## [WHAT YOU SHOULD DO]
Provide the number of lines where the word "JSON" occurs, and no other text.
^^^^
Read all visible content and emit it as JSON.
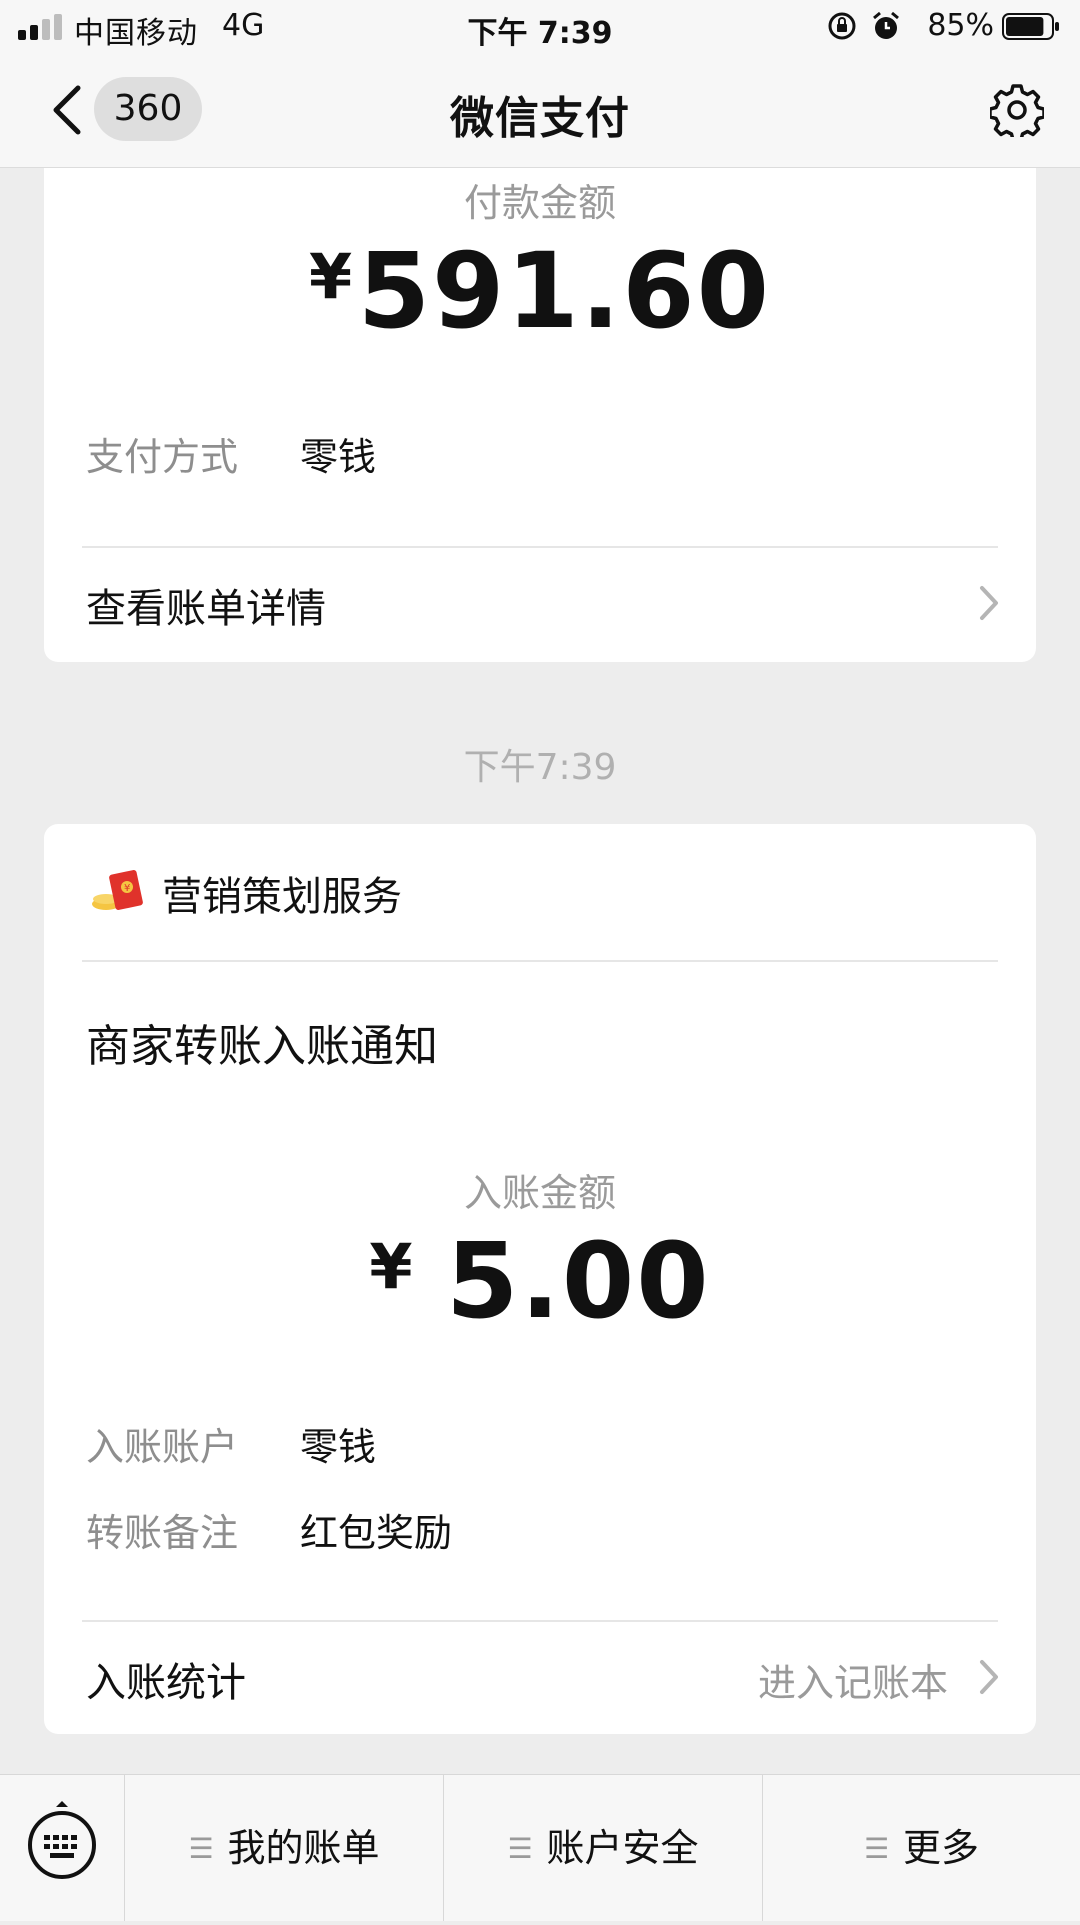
{
  "status_bar": {
    "carrier": "中国移动",
    "network": "4G",
    "time": "下午 7:39",
    "battery": "85%",
    "battery_level": 0.85,
    "icons": [
      "signal-icon",
      "orientation-lock-icon",
      "alarm-icon",
      "battery-icon"
    ]
  },
  "nav": {
    "back_badge": "360",
    "title": "微信支付",
    "icons": [
      "back-chevron-icon",
      "gear-icon"
    ]
  },
  "payment_card": {
    "amount_label": "付款金额",
    "currency": "¥",
    "amount": "591.60",
    "method_key": "支付方式",
    "method_value": "零钱",
    "details_link": "查看账单详情"
  },
  "timestamp": "下午7:39",
  "notice_card": {
    "brand_icon": "red-envelope-icon",
    "brand_name": "营销策划服务",
    "title": "商家转账入账通知",
    "amount_label": "入账金额",
    "currency": "¥",
    "amount": "5.00",
    "account_key": "入账账户",
    "account_value": "零钱",
    "remark_key": "转账备注",
    "remark_value": "红包奖励",
    "stats_label": "入账统计",
    "stats_hint": "进入记账本"
  },
  "bottom_menu": {
    "keyboard_icon": "keyboard-icon",
    "items": [
      {
        "label": "我的账单"
      },
      {
        "label": "账户安全"
      },
      {
        "label": "更多"
      }
    ]
  },
  "colors": {
    "background": "#ededed",
    "card": "#ffffff",
    "secondary_text": "#9a9a9a",
    "envelope_red": "#e0322b",
    "coin_gold": "#f5c542"
  }
}
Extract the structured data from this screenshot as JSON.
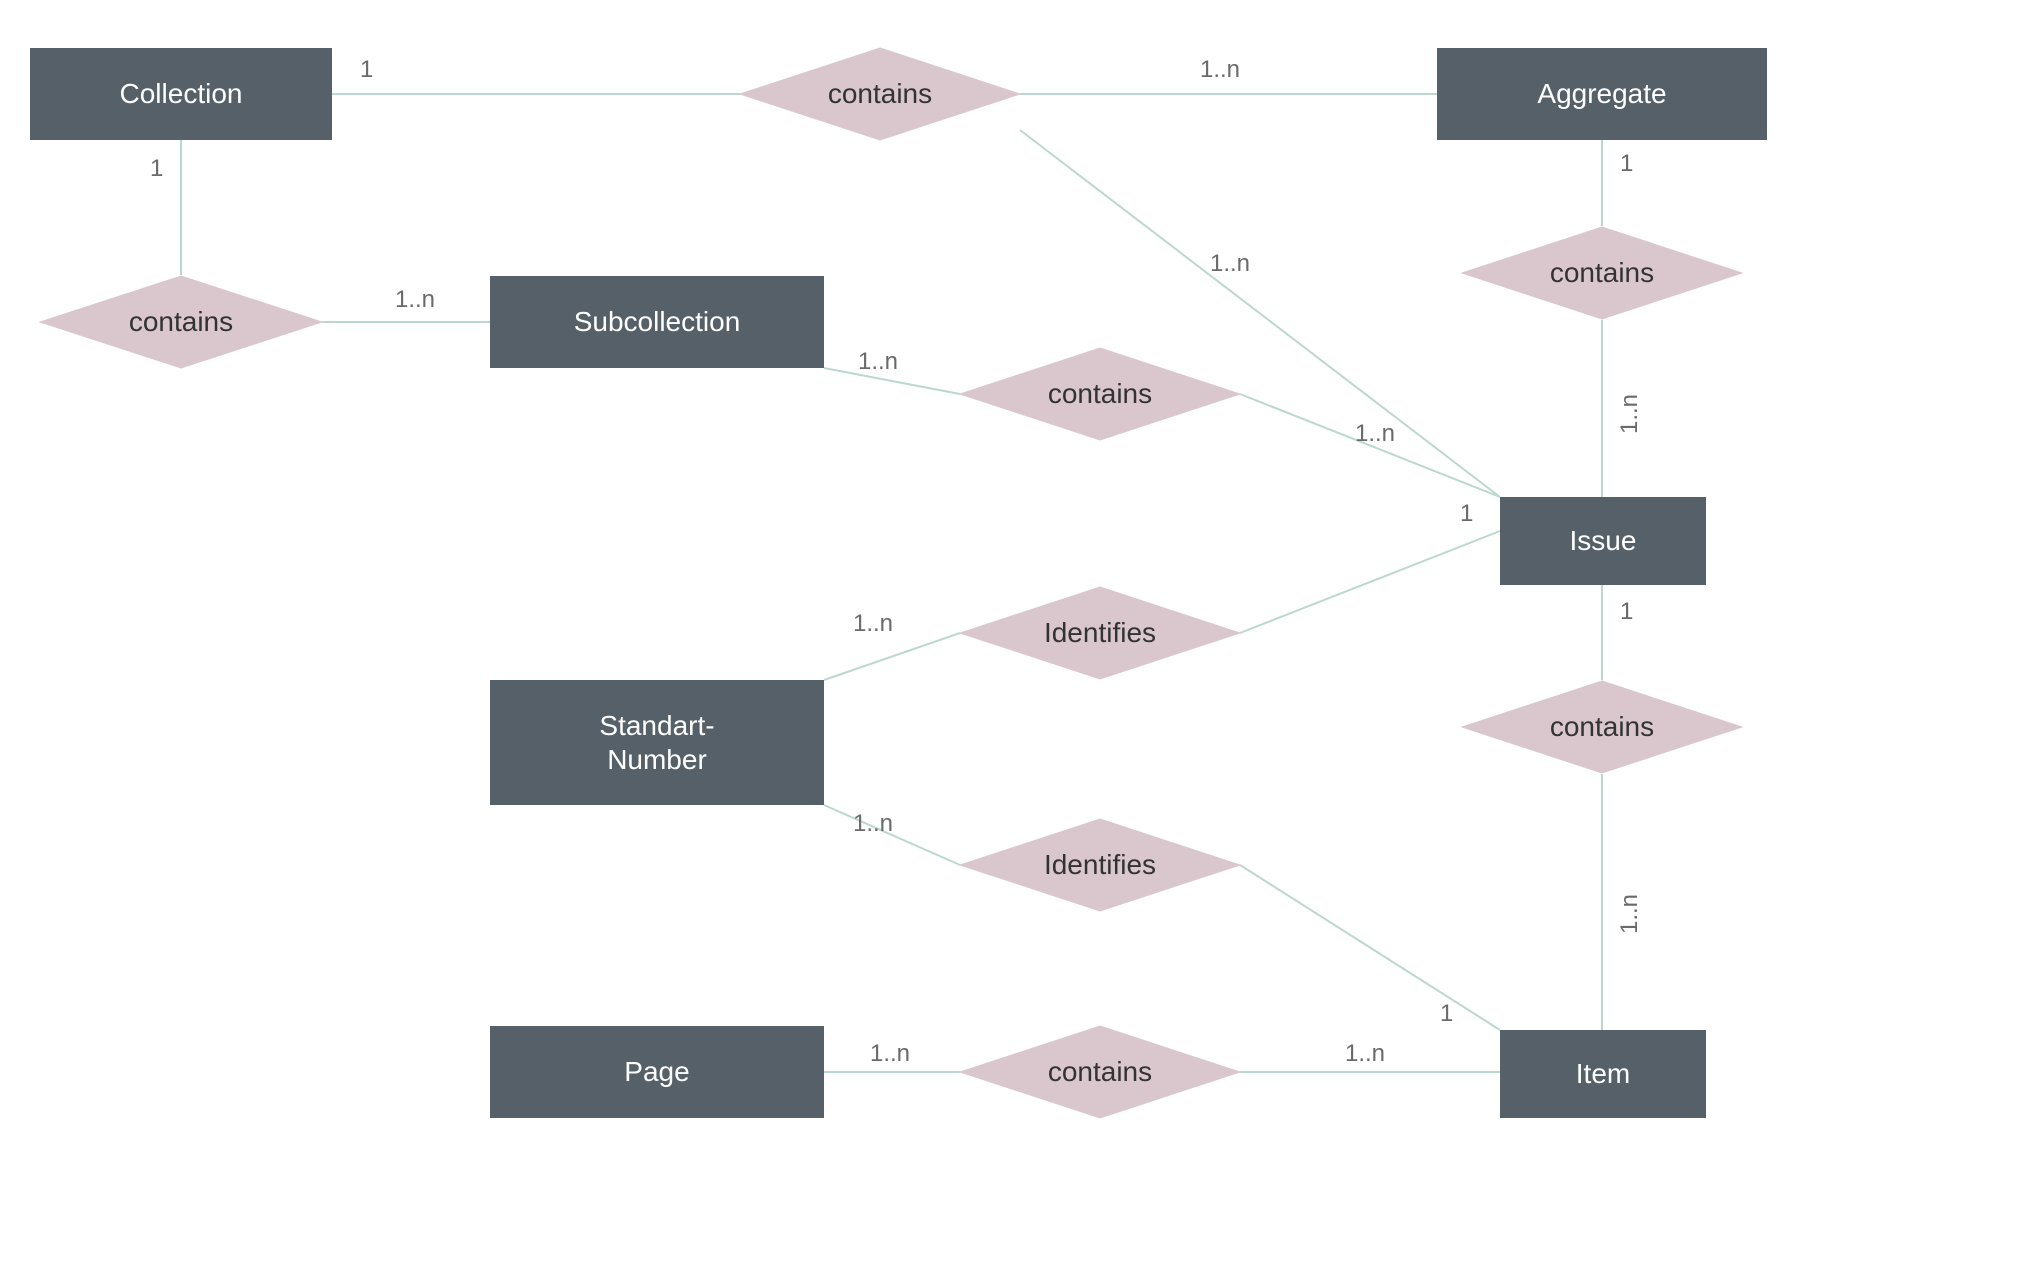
{
  "colors": {
    "entityFill": "#556068",
    "relFill": "#D9C7CD",
    "relStroke": "#D9C7CD",
    "edge": "#BBD8CE",
    "text": "#FFFFFF",
    "cardText": "#6A6A6A"
  },
  "entities": {
    "collection": {
      "label": "Collection"
    },
    "subcollection": {
      "label": "Subcollection"
    },
    "aggregate": {
      "label": "Aggregate"
    },
    "issue": {
      "label": "Issue"
    },
    "standartNumber": {
      "label": "Standart-\nNumber"
    },
    "page": {
      "label": "Page"
    },
    "item": {
      "label": "Item"
    }
  },
  "relationships": {
    "contains1": {
      "label": "contains"
    },
    "contains2": {
      "label": "contains"
    },
    "contains3": {
      "label": "contains"
    },
    "contains4": {
      "label": "contains"
    },
    "contains5": {
      "label": "contains"
    },
    "contains6": {
      "label": "contains"
    },
    "identifies1": {
      "label": "Identifies"
    },
    "identifies2": {
      "label": "Identifies"
    }
  },
  "cardinalities": {
    "coll_to_contains1": "1",
    "contains1_to_agg": "1..n",
    "coll_to_contains2": "1",
    "contains2_to_subcoll": "1..n",
    "subcoll_to_contains3": "1..n",
    "contains3_to_issue_a": "1..n",
    "contains1_to_issue_diag": "1..n",
    "agg_to_contains4": "1",
    "contains4_to_issue": "1..n",
    "issue_to_identifies1": "1",
    "identifies1_to_std": "1..n",
    "std_to_identifies2": "1..n",
    "identifies2_to_item": "1",
    "issue_to_contains5": "1",
    "contains5_to_item": "1..n",
    "item_to_contains6": "1..n",
    "contains6_to_page": "1..n"
  }
}
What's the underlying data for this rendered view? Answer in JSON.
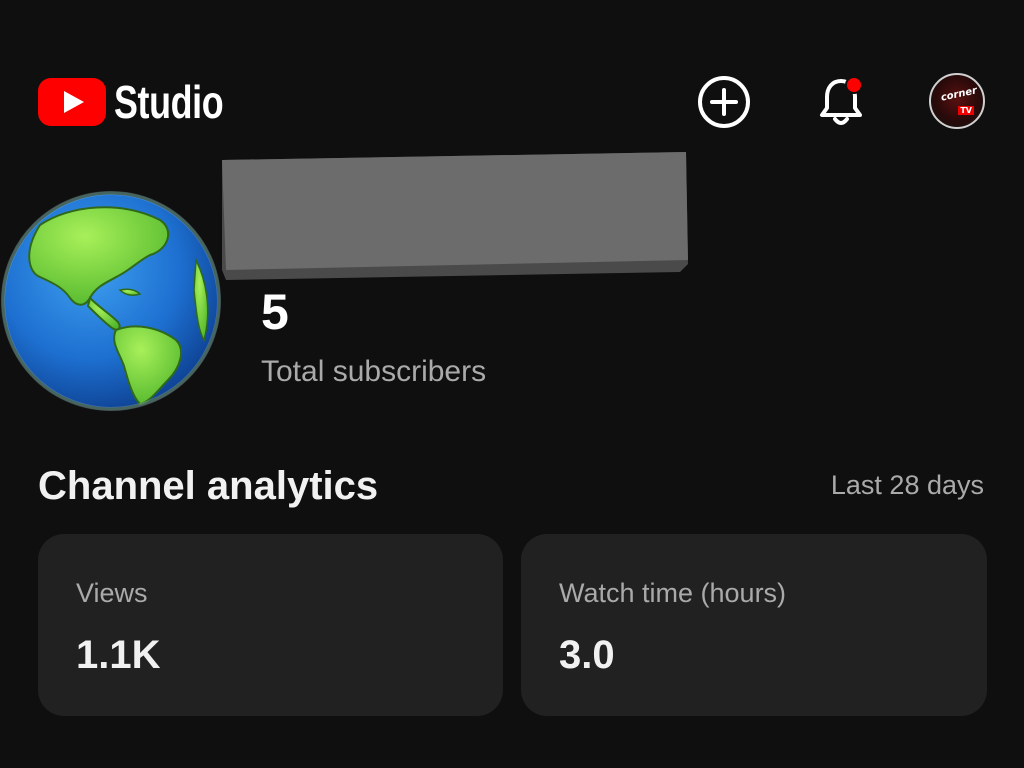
{
  "app": {
    "title": "Studio"
  },
  "header": {
    "create_icon": "plus-circle-icon",
    "notifications_icon": "bell-icon",
    "notification_dot_color": "#ff0000",
    "account_icon": "channel-avatar",
    "brand_color": "#ff0000"
  },
  "channel": {
    "subscriber_count": "5",
    "subscriber_label": "Total subscribers"
  },
  "analytics": {
    "title": "Channel analytics",
    "range": "Last 28 days",
    "cards": [
      {
        "label": "Views",
        "value": "1.1K"
      },
      {
        "label": "Watch time (hours)",
        "value": "3.0"
      }
    ]
  }
}
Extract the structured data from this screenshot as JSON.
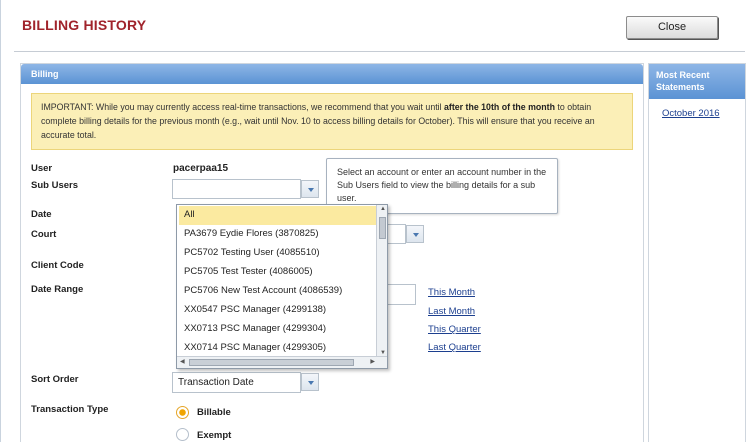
^^^^
## [SOLVED PROBLEM]
4